» SUPPLIED MATERIAL
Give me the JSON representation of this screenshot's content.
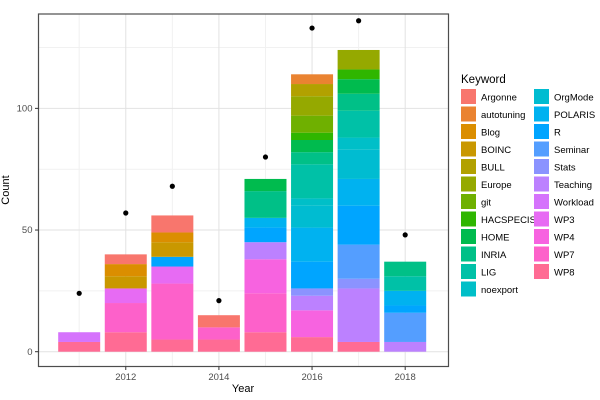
{
  "chart_data": {
    "type": "bar",
    "stacked": true,
    "title": "",
    "xlabel": "Year",
    "ylabel": "Count",
    "legend_title": "Keyword",
    "legend_position": "right",
    "grid": true,
    "background": "#FFFFFF",
    "panel_border_color": "#4D4D4D",
    "major_grid_color": "#E2E2E2",
    "minor_grid_color": "#F1F1F1",
    "tick_label_color": "#4D4D4D",
    "point_color": "#000000",
    "x_major_ticks": [
      "2012",
      "2014",
      "2016",
      "2018"
    ],
    "x_minor_years": [
      2011,
      2013,
      2015,
      2017
    ],
    "y_major_ticks": [
      0,
      50,
      100
    ],
    "y_minor_ticks": [
      25,
      75,
      125
    ],
    "ylim": [
      0,
      139
    ],
    "keywords": [
      {
        "name": "Argonne",
        "color": "#F8766D"
      },
      {
        "name": "autotuning",
        "color": "#EA8331"
      },
      {
        "name": "Blog",
        "color": "#DB8E00"
      },
      {
        "name": "BOINC",
        "color": "#C99800"
      },
      {
        "name": "BULL",
        "color": "#B2A100"
      },
      {
        "name": "Europe",
        "color": "#95A900"
      },
      {
        "name": "git",
        "color": "#6FB000"
      },
      {
        "name": "HACSPECIS",
        "color": "#2FB600"
      },
      {
        "name": "HOME",
        "color": "#00BB4E"
      },
      {
        "name": "INRIA",
        "color": "#00C087"
      },
      {
        "name": "LIG",
        "color": "#00C1A7"
      },
      {
        "name": "noexport",
        "color": "#00BFC8"
      },
      {
        "name": "OrgMode",
        "color": "#00BCD1"
      },
      {
        "name": "POLARIS",
        "color": "#00B2F0"
      },
      {
        "name": "R",
        "color": "#00A5FF"
      },
      {
        "name": "Seminar",
        "color": "#549EFF"
      },
      {
        "name": "Stats",
        "color": "#8B93FF"
      },
      {
        "name": "Teaching",
        "color": "#BC81FF"
      },
      {
        "name": "Workload",
        "color": "#D573FC"
      },
      {
        "name": "WP3",
        "color": "#E76BF3"
      },
      {
        "name": "WP4",
        "color": "#F763E0"
      },
      {
        "name": "WP7",
        "color": "#FD61CA"
      },
      {
        "name": "WP8",
        "color": "#FF6B94"
      }
    ],
    "bars": [
      {
        "year": "2011",
        "total": 8,
        "segments": [
          {
            "keyword": "WP8",
            "value": 4
          },
          {
            "keyword": "Workload",
            "value": 4
          }
        ]
      },
      {
        "year": "2012",
        "total": 40,
        "segments": [
          {
            "keyword": "WP8",
            "value": 8
          },
          {
            "keyword": "WP7",
            "value": 12
          },
          {
            "keyword": "WP3",
            "value": 6
          },
          {
            "keyword": "BOINC",
            "value": 5
          },
          {
            "keyword": "Blog",
            "value": 5
          },
          {
            "keyword": "Argonne",
            "value": 4
          }
        ]
      },
      {
        "year": "2013",
        "total": 56,
        "segments": [
          {
            "keyword": "WP8",
            "value": 5
          },
          {
            "keyword": "WP7",
            "value": 23
          },
          {
            "keyword": "WP3",
            "value": 7
          },
          {
            "keyword": "R",
            "value": 4
          },
          {
            "keyword": "BOINC",
            "value": 6
          },
          {
            "keyword": "Blog",
            "value": 4
          },
          {
            "keyword": "Argonne",
            "value": 7
          }
        ]
      },
      {
        "year": "2014",
        "total": 15,
        "segments": [
          {
            "keyword": "WP8",
            "value": 5
          },
          {
            "keyword": "WP7",
            "value": 5
          },
          {
            "keyword": "Argonne",
            "value": 5
          }
        ]
      },
      {
        "year": "2015",
        "total": 71,
        "segments": [
          {
            "keyword": "WP8",
            "value": 8
          },
          {
            "keyword": "WP7",
            "value": 16
          },
          {
            "keyword": "WP4",
            "value": 14
          },
          {
            "keyword": "Teaching",
            "value": 7
          },
          {
            "keyword": "R",
            "value": 6
          },
          {
            "keyword": "POLARIS",
            "value": 4
          },
          {
            "keyword": "INRIA",
            "value": 11
          },
          {
            "keyword": "HOME",
            "value": 5
          }
        ]
      },
      {
        "year": "2016",
        "total": 114,
        "segments": [
          {
            "keyword": "WP8",
            "value": 6
          },
          {
            "keyword": "WP4",
            "value": 11
          },
          {
            "keyword": "Teaching",
            "value": 6
          },
          {
            "keyword": "Stats",
            "value": 3
          },
          {
            "keyword": "R",
            "value": 11
          },
          {
            "keyword": "POLARIS",
            "value": 14
          },
          {
            "keyword": "OrgMode",
            "value": 9
          },
          {
            "keyword": "noexport",
            "value": 3
          },
          {
            "keyword": "LIG",
            "value": 14
          },
          {
            "keyword": "INRIA",
            "value": 5
          },
          {
            "keyword": "HOME",
            "value": 5
          },
          {
            "keyword": "HACSPECIS",
            "value": 3
          },
          {
            "keyword": "git",
            "value": 7
          },
          {
            "keyword": "Europe",
            "value": 8
          },
          {
            "keyword": "BULL",
            "value": 5
          },
          {
            "keyword": "autotuning",
            "value": 4
          }
        ]
      },
      {
        "year": "2017",
        "total": 124,
        "segments": [
          {
            "keyword": "WP8",
            "value": 4
          },
          {
            "keyword": "Teaching",
            "value": 22
          },
          {
            "keyword": "Stats",
            "value": 4
          },
          {
            "keyword": "Seminar",
            "value": 14
          },
          {
            "keyword": "R",
            "value": 16
          },
          {
            "keyword": "POLARIS",
            "value": 11
          },
          {
            "keyword": "OrgMode",
            "value": 12
          },
          {
            "keyword": "noexport",
            "value": 5
          },
          {
            "keyword": "LIG",
            "value": 11
          },
          {
            "keyword": "INRIA",
            "value": 7
          },
          {
            "keyword": "HOME",
            "value": 6
          },
          {
            "keyword": "HACSPECIS",
            "value": 4
          },
          {
            "keyword": "Europe",
            "value": 8
          }
        ]
      },
      {
        "year": "2018",
        "total": 37,
        "segments": [
          {
            "keyword": "Teaching",
            "value": 4
          },
          {
            "keyword": "Seminar",
            "value": 12
          },
          {
            "keyword": "R",
            "value": 3
          },
          {
            "keyword": "POLARIS",
            "value": 6
          },
          {
            "keyword": "LIG",
            "value": 6
          },
          {
            "keyword": "INRIA",
            "value": 6
          }
        ]
      }
    ],
    "points": [
      {
        "year": "2011",
        "value": 24
      },
      {
        "year": "2012",
        "value": 57
      },
      {
        "year": "2013",
        "value": 68
      },
      {
        "year": "2014",
        "value": 21
      },
      {
        "year": "2015",
        "value": 80
      },
      {
        "year": "2016",
        "value": 133
      },
      {
        "year": "2017",
        "value": 136
      },
      {
        "year": "2018",
        "value": 48
      }
    ]
  }
}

» THE REQUEST
Omit the pictures. Transcribe every record exactly.

» SOLUTION TO THE EXERCISE
Give me the JSON representation of this screenshot's content.
{
  "chart_data": {
    "type": "bar",
    "stacked": true,
    "title": "",
    "xlabel": "Year",
    "ylabel": "Count",
    "legend_title": "Keyword",
    "legend_position": "right",
    "grid": true,
    "background": "#FFFFFF",
    "panel_border_color": "#4D4D4D",
    "major_grid_color": "#E2E2E2",
    "minor_grid_color": "#F1F1F1",
    "tick_label_color": "#4D4D4D",
    "point_color": "#000000",
    "x_major_ticks": [
      "2012",
      "2014",
      "2016",
      "2018"
    ],
    "x_minor_years": [
      2011,
      2013,
      2015,
      2017
    ],
    "y_major_ticks": [
      0,
      50,
      100
    ],
    "y_minor_ticks": [
      25,
      75,
      125
    ],
    "ylim": [
      0,
      139
    ],
    "keywords": [
      {
        "name": "Argonne",
        "color": "#F8766D"
      },
      {
        "name": "autotuning",
        "color": "#EA8331"
      },
      {
        "name": "Blog",
        "color": "#DB8E00"
      },
      {
        "name": "BOINC",
        "color": "#C99800"
      },
      {
        "name": "BULL",
        "color": "#B2A100"
      },
      {
        "name": "Europe",
        "color": "#95A900"
      },
      {
        "name": "git",
        "color": "#6FB000"
      },
      {
        "name": "HACSPECIS",
        "color": "#2FB600"
      },
      {
        "name": "HOME",
        "color": "#00BB4E"
      },
      {
        "name": "INRIA",
        "color": "#00C087"
      },
      {
        "name": "LIG",
        "color": "#00C1A7"
      },
      {
        "name": "noexport",
        "color": "#00BFC8"
      },
      {
        "name": "OrgMode",
        "color": "#00BCD1"
      },
      {
        "name": "POLARIS",
        "color": "#00B2F0"
      },
      {
        "name": "R",
        "color": "#00A5FF"
      },
      {
        "name": "Seminar",
        "color": "#549EFF"
      },
      {
        "name": "Stats",
        "color": "#8B93FF"
      },
      {
        "name": "Teaching",
        "color": "#BC81FF"
      },
      {
        "name": "Workload",
        "color": "#D573FC"
      },
      {
        "name": "WP3",
        "color": "#E76BF3"
      },
      {
        "name": "WP4",
        "color": "#F763E0"
      },
      {
        "name": "WP7",
        "color": "#FD61CA"
      },
      {
        "name": "WP8",
        "color": "#FF6B94"
      }
    ],
    "bars": [
      {
        "year": "2011",
        "total": 8,
        "segments": [
          {
            "keyword": "WP8",
            "value": 4
          },
          {
            "keyword": "Workload",
            "value": 4
          }
        ]
      },
      {
        "year": "2012",
        "total": 40,
        "segments": [
          {
            "keyword": "WP8",
            "value": 8
          },
          {
            "keyword": "WP7",
            "value": 12
          },
          {
            "keyword": "WP3",
            "value": 6
          },
          {
            "keyword": "BOINC",
            "value": 5
          },
          {
            "keyword": "Blog",
            "value": 5
          },
          {
            "keyword": "Argonne",
            "value": 4
          }
        ]
      },
      {
        "year": "2013",
        "total": 56,
        "segments": [
          {
            "keyword": "WP8",
            "value": 5
          },
          {
            "keyword": "WP7",
            "value": 23
          },
          {
            "keyword": "WP3",
            "value": 7
          },
          {
            "keyword": "R",
            "value": 4
          },
          {
            "keyword": "BOINC",
            "value": 6
          },
          {
            "keyword": "Blog",
            "value": 4
          },
          {
            "keyword": "Argonne",
            "value": 7
          }
        ]
      },
      {
        "year": "2014",
        "total": 15,
        "segments": [
          {
            "keyword": "WP8",
            "value": 5
          },
          {
            "keyword": "WP7",
            "value": 5
          },
          {
            "keyword": "Argonne",
            "value": 5
          }
        ]
      },
      {
        "year": "2015",
        "total": 71,
        "segments": [
          {
            "keyword": "WP8",
            "value": 8
          },
          {
            "keyword": "WP7",
            "value": 16
          },
          {
            "keyword": "WP4",
            "value": 14
          },
          {
            "keyword": "Teaching",
            "value": 7
          },
          {
            "keyword": "R",
            "value": 6
          },
          {
            "keyword": "POLARIS",
            "value": 4
          },
          {
            "keyword": "INRIA",
            "value": 11
          },
          {
            "keyword": "HOME",
            "value": 5
          }
        ]
      },
      {
        "year": "2016",
        "total": 114,
        "segments": [
          {
            "keyword": "WP8",
            "value": 6
          },
          {
            "keyword": "WP4",
            "value": 11
          },
          {
            "keyword": "Teaching",
            "value": 6
          },
          {
            "keyword": "Stats",
            "value": 3
          },
          {
            "keyword": "R",
            "value": 11
          },
          {
            "keyword": "POLARIS",
            "value": 14
          },
          {
            "keyword": "OrgMode",
            "value": 9
          },
          {
            "keyword": "noexport",
            "value": 3
          },
          {
            "keyword": "LIG",
            "value": 14
          },
          {
            "keyword": "INRIA",
            "value": 5
          },
          {
            "keyword": "HOME",
            "value": 5
          },
          {
            "keyword": "HACSPECIS",
            "value": 3
          },
          {
            "keyword": "git",
            "value": 7
          },
          {
            "keyword": "Europe",
            "value": 8
          },
          {
            "keyword": "BULL",
            "value": 5
          },
          {
            "keyword": "autotuning",
            "value": 4
          }
        ]
      },
      {
        "year": "2017",
        "total": 124,
        "segments": [
          {
            "keyword": "WP8",
            "value": 4
          },
          {
            "keyword": "Teaching",
            "value": 22
          },
          {
            "keyword": "Stats",
            "value": 4
          },
          {
            "keyword": "Seminar",
            "value": 14
          },
          {
            "keyword": "R",
            "value": 16
          },
          {
            "keyword": "POLARIS",
            "value": 11
          },
          {
            "keyword": "OrgMode",
            "value": 12
          },
          {
            "keyword": "noexport",
            "value": 5
          },
          {
            "keyword": "LIG",
            "value": 11
          },
          {
            "keyword": "INRIA",
            "value": 7
          },
          {
            "keyword": "HOME",
            "value": 6
          },
          {
            "keyword": "HACSPECIS",
            "value": 4
          },
          {
            "keyword": "Europe",
            "value": 8
          }
        ]
      },
      {
        "year": "2018",
        "total": 37,
        "segments": [
          {
            "keyword": "Teaching",
            "value": 4
          },
          {
            "keyword": "Seminar",
            "value": 12
          },
          {
            "keyword": "R",
            "value": 3
          },
          {
            "keyword": "POLARIS",
            "value": 6
          },
          {
            "keyword": "LIG",
            "value": 6
          },
          {
            "keyword": "INRIA",
            "value": 6
          }
        ]
      }
    ],
    "points": [
      {
        "year": "2011",
        "value": 24
      },
      {
        "year": "2012",
        "value": 57
      },
      {
        "year": "2013",
        "value": 68
      },
      {
        "year": "2014",
        "value": 21
      },
      {
        "year": "2015",
        "value": 80
      },
      {
        "year": "2016",
        "value": 133
      },
      {
        "year": "2017",
        "value": 136
      },
      {
        "year": "2018",
        "value": 48
      }
    ]
  }
}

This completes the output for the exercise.